Prompt: Copy all of the material exactly. Pictures are not to appear in the copy.

Rows:
┌──

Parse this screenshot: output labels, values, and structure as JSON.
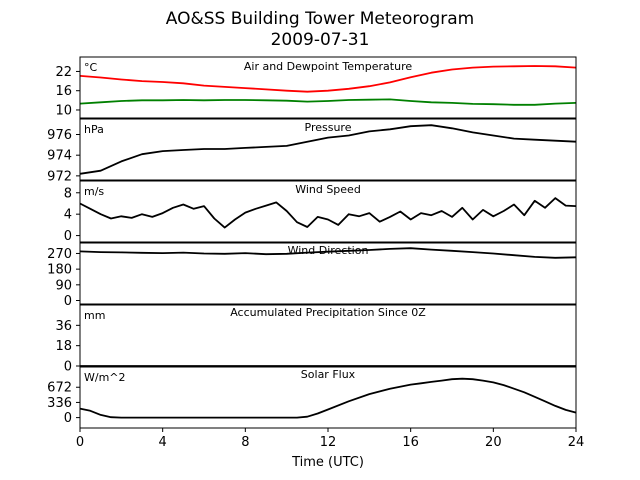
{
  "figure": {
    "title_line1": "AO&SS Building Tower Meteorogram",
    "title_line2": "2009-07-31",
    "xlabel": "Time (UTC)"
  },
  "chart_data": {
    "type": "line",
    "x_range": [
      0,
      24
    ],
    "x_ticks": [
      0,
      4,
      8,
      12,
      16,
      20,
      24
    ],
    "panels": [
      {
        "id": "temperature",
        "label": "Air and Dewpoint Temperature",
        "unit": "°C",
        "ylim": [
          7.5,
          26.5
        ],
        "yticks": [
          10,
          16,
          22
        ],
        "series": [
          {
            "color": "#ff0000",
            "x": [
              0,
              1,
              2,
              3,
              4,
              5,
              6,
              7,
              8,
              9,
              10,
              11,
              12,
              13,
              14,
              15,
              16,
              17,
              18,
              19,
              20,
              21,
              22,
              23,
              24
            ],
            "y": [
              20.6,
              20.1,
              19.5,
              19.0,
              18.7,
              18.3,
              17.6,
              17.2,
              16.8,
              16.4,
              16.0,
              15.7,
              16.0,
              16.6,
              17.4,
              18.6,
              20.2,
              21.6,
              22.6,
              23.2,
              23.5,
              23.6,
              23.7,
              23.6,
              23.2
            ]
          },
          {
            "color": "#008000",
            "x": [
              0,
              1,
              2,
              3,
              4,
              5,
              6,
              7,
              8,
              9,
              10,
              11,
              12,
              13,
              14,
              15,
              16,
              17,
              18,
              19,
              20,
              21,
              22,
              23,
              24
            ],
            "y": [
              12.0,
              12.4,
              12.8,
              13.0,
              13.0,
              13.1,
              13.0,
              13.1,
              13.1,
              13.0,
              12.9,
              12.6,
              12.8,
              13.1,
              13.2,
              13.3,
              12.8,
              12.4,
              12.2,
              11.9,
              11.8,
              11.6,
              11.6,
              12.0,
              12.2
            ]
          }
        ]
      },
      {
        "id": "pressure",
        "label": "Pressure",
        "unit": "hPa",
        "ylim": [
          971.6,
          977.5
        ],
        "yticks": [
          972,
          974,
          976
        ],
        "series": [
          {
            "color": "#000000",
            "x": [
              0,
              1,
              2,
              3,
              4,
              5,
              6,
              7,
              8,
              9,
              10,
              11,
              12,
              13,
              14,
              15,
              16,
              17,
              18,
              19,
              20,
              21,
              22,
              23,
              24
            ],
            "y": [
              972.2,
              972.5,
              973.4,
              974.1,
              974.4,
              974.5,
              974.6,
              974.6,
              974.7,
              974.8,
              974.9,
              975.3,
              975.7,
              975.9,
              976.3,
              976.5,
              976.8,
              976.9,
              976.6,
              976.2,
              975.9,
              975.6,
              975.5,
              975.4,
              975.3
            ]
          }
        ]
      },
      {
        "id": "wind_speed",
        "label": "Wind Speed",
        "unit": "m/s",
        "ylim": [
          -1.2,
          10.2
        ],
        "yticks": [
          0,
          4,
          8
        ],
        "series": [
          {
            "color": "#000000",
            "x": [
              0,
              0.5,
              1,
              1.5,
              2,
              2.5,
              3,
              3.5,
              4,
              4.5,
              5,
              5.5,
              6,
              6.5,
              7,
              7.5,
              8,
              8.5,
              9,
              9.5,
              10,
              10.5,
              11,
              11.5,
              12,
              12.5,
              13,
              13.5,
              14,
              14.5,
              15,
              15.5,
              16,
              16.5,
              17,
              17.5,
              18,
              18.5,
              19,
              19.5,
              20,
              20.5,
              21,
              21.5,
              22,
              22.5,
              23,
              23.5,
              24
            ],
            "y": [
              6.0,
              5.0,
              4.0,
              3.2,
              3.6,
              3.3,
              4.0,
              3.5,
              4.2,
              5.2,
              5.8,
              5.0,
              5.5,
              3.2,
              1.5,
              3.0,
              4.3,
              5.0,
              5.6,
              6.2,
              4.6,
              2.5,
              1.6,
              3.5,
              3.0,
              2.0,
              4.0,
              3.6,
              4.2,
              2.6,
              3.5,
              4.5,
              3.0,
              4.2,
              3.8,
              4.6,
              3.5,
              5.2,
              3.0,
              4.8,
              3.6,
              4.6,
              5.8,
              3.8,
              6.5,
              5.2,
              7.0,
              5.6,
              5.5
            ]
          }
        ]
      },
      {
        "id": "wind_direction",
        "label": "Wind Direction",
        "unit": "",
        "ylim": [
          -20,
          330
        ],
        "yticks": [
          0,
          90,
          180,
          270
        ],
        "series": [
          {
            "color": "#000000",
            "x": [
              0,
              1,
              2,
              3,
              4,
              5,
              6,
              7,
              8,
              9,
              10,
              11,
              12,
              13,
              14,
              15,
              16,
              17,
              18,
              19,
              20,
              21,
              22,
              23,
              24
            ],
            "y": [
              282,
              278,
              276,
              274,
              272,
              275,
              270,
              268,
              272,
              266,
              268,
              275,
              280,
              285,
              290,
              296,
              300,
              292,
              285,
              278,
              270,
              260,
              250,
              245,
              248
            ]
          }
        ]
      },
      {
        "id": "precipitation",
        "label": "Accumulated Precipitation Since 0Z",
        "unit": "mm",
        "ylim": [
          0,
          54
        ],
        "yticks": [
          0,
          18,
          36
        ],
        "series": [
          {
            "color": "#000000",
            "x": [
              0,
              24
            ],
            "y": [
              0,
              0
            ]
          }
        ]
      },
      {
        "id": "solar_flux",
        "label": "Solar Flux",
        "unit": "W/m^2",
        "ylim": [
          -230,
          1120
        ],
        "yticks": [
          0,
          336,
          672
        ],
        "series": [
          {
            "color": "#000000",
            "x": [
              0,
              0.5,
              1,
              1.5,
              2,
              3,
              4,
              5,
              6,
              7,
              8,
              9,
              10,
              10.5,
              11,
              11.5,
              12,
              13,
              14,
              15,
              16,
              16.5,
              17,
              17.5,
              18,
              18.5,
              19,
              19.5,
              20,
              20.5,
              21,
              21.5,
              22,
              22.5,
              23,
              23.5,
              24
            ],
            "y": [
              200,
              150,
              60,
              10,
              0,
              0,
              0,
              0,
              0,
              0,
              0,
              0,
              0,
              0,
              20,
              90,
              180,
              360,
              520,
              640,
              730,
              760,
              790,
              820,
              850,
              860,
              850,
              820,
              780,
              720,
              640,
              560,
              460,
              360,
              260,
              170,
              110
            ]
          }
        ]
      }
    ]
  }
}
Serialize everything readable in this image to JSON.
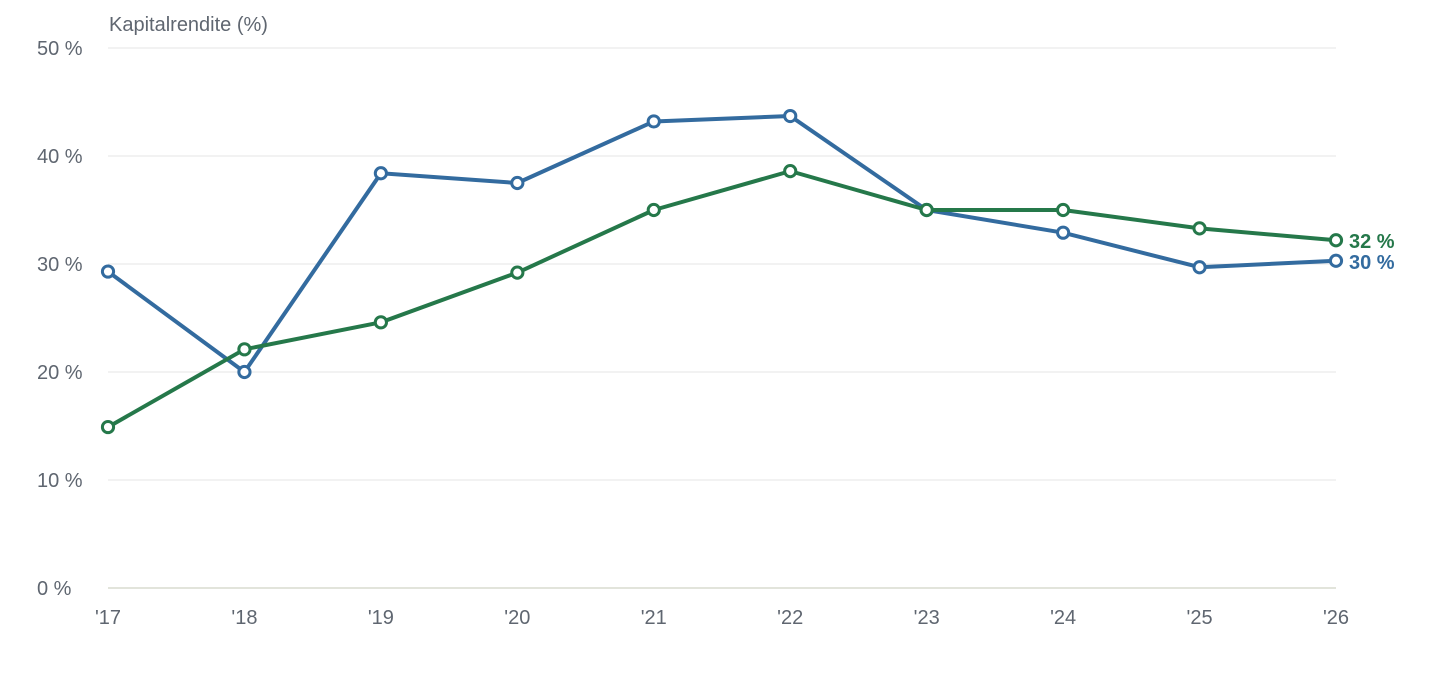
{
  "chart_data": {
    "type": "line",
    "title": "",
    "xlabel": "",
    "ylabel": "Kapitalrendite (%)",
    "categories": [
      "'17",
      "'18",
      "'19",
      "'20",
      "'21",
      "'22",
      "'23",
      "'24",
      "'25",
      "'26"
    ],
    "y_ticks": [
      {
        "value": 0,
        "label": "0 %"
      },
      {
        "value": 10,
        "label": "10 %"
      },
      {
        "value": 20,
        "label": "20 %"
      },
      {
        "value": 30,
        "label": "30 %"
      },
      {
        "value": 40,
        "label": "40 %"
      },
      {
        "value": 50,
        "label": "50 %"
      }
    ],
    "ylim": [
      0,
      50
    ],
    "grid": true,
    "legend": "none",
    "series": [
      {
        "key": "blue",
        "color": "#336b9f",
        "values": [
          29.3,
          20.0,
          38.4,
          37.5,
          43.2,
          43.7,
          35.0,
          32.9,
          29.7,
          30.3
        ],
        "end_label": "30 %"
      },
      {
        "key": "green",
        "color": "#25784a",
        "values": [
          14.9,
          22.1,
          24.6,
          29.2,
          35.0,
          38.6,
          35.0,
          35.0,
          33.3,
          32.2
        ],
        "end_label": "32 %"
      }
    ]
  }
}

└──

Output:
Parse this screenshot: output labels, values, and structure as JSON.
{
  "figure": {
    "title_line1": "AO&SS Building Tower Meteorogram",
    "title_line2": "2009-07-31",
    "xlabel": "Time (UTC)"
  },
  "chart_data": {
    "type": "line",
    "x_range": [
      0,
      24
    ],
    "x_ticks": [
      0,
      4,
      8,
      12,
      16,
      20,
      24
    ],
    "panels": [
      {
        "id": "temperature",
        "label": "Air and Dewpoint Temperature",
        "unit": "°C",
        "ylim": [
          7.5,
          26.5
        ],
        "yticks": [
          10,
          16,
          22
        ],
        "series": [
          {
            "color": "#ff0000",
            "x": [
              0,
              1,
              2,
              3,
              4,
              5,
              6,
              7,
              8,
              9,
              10,
              11,
              12,
              13,
              14,
              15,
              16,
              17,
              18,
              19,
              20,
              21,
              22,
              23,
              24
            ],
            "y": [
              20.6,
              20.1,
              19.5,
              19.0,
              18.7,
              18.3,
              17.6,
              17.2,
              16.8,
              16.4,
              16.0,
              15.7,
              16.0,
              16.6,
              17.4,
              18.6,
              20.2,
              21.6,
              22.6,
              23.2,
              23.5,
              23.6,
              23.7,
              23.6,
              23.2
            ]
          },
          {
            "color": "#008000",
            "x": [
              0,
              1,
              2,
              3,
              4,
              5,
              6,
              7,
              8,
              9,
              10,
              11,
              12,
              13,
              14,
              15,
              16,
              17,
              18,
              19,
              20,
              21,
              22,
              23,
              24
            ],
            "y": [
              12.0,
              12.4,
              12.8,
              13.0,
              13.0,
              13.1,
              13.0,
              13.1,
              13.1,
              13.0,
              12.9,
              12.6,
              12.8,
              13.1,
              13.2,
              13.3,
              12.8,
              12.4,
              12.2,
              11.9,
              11.8,
              11.6,
              11.6,
              12.0,
              12.2
            ]
          }
        ]
      },
      {
        "id": "pressure",
        "label": "Pressure",
        "unit": "hPa",
        "ylim": [
          971.6,
          977.5
        ],
        "yticks": [
          972,
          974,
          976
        ],
        "series": [
          {
            "color": "#000000",
            "x": [
              0,
              1,
              2,
              3,
              4,
              5,
              6,
              7,
              8,
              9,
              10,
              11,
              12,
              13,
              14,
              15,
              16,
              17,
              18,
              19,
              20,
              21,
              22,
              23,
              24
            ],
            "y": [
              972.2,
              972.5,
              973.4,
              974.1,
              974.4,
              974.5,
              974.6,
              974.6,
              974.7,
              974.8,
              974.9,
              975.3,
              975.7,
              975.9,
              976.3,
              976.5,
              976.8,
              976.9,
              976.6,
              976.2,
              975.9,
              975.6,
              975.5,
              975.4,
              975.3
            ]
          }
        ]
      },
      {
        "id": "wind_speed",
        "label": "Wind Speed",
        "unit": "m/s",
        "ylim": [
          -1.2,
          10.2
        ],
        "yticks": [
          0,
          4,
          8
        ],
        "series": [
          {
            "color": "#000000",
            "x": [
              0,
              0.5,
              1,
              1.5,
              2,
              2.5,
              3,
              3.5,
              4,
              4.5,
              5,
              5.5,
              6,
              6.5,
              7,
              7.5,
              8,
              8.5,
              9,
              9.5,
              10,
              10.5,
              11,
              11.5,
              12,
              12.5,
              13,
              13.5,
              14,
              14.5,
              15,
              15.5,
              16,
              16.5,
              17,
              17.5,
              18,
              18.5,
              19,
              19.5,
              20,
              20.5,
              21,
              21.5,
              22,
              22.5,
              23,
              23.5,
              24
            ],
            "y": [
              6.0,
              5.0,
              4.0,
              3.2,
              3.6,
              3.3,
              4.0,
              3.5,
              4.2,
              5.2,
              5.8,
              5.0,
              5.5,
              3.2,
              1.5,
              3.0,
              4.3,
              5.0,
              5.6,
              6.2,
              4.6,
              2.5,
              1.6,
              3.5,
              3.0,
              2.0,
              4.0,
              3.6,
              4.2,
              2.6,
              3.5,
              4.5,
              3.0,
              4.2,
              3.8,
              4.6,
              3.5,
              5.2,
              3.0,
              4.8,
              3.6,
              4.6,
              5.8,
              3.8,
              6.5,
              5.2,
              7.0,
              5.6,
              5.5
            ]
          }
        ]
      },
      {
        "id": "wind_direction",
        "label": "Wind Direction",
        "unit": "",
        "ylim": [
          -20,
          330
        ],
        "yticks": [
          0,
          90,
          180,
          270
        ],
        "series": [
          {
            "color": "#000000",
            "x": [
              0,
              1,
              2,
              3,
              4,
              5,
              6,
              7,
              8,
              9,
              10,
              11,
              12,
              13,
              14,
              15,
              16,
              17,
              18,
              19,
              20,
              21,
              22,
              23,
              24
            ],
            "y": [
              282,
              278,
              276,
              274,
              272,
              275,
              270,
              268,
              272,
              266,
              268,
              275,
              280,
              285,
              290,
              296,
              300,
              292,
              285,
              278,
              270,
              260,
              250,
              245,
              248
            ]
          }
        ]
      },
      {
        "id": "precipitation",
        "label": "Accumulated Precipitation Since 0Z",
        "unit": "mm",
        "ylim": [
          0,
          54
        ],
        "yticks": [
          0,
          18,
          36
        ],
        "series": [
          {
            "color": "#000000",
            "x": [
              0,
              24
            ],
            "y": [
              0,
              0
            ]
          }
        ]
      },
      {
        "id": "solar_flux",
        "label": "Solar Flux",
        "unit": "W/m^2",
        "ylim": [
          -230,
          1120
        ],
        "yticks": [
          0,
          336,
          672
        ],
        "series": [
          {
            "color": "#000000",
            "x": [
              0,
              0.5,
              1,
              1.5,
              2,
              3,
              4,
              5,
              6,
              7,
              8,
              9,
              10,
              10.5,
              11,
              11.5,
              12,
              13,
              14,
              15,
              16,
              16.5,
              17,
              17.5,
              18,
              18.5,
              19,
              19.5,
              20,
              20.5,
              21,
              21.5,
              22,
              22.5,
              23,
              23.5,
              24
            ],
            "y": [
              200,
              150,
              60,
              10,
              0,
              0,
              0,
              0,
              0,
              0,
              0,
              0,
              0,
              0,
              20,
              90,
              180,
              360,
              520,
              640,
              730,
              760,
              790,
              820,
              850,
              860,
              850,
              820,
              780,
              720,
              640,
              560,
              460,
              360,
              260,
              170,
              110
            ]
          }
        ]
      }
    ]
  }
}
Serialize everything readable in this image to JSON.
{
  "chart_data": {
    "type": "line",
    "title": "",
    "xlabel": "",
    "ylabel": "Kapitalrendite (%)",
    "categories": [
      "'17",
      "'18",
      "'19",
      "'20",
      "'21",
      "'22",
      "'23",
      "'24",
      "'25",
      "'26"
    ],
    "y_ticks": [
      {
        "value": 0,
        "label": "0 %"
      },
      {
        "value": 10,
        "label": "10 %"
      },
      {
        "value": 20,
        "label": "20 %"
      },
      {
        "value": 30,
        "label": "30 %"
      },
      {
        "value": 40,
        "label": "40 %"
      },
      {
        "value": 50,
        "label": "50 %"
      }
    ],
    "ylim": [
      0,
      50
    ],
    "grid": true,
    "legend": "none",
    "series": [
      {
        "key": "blue",
        "color": "#336b9f",
        "values": [
          29.3,
          20.0,
          38.4,
          37.5,
          43.2,
          43.7,
          35.0,
          32.9,
          29.7,
          30.3
        ],
        "end_label": "30 %"
      },
      {
        "key": "green",
        "color": "#25784a",
        "values": [
          14.9,
          22.1,
          24.6,
          29.2,
          35.0,
          38.6,
          35.0,
          35.0,
          33.3,
          32.2
        ],
        "end_label": "32 %"
      }
    ]
  }
}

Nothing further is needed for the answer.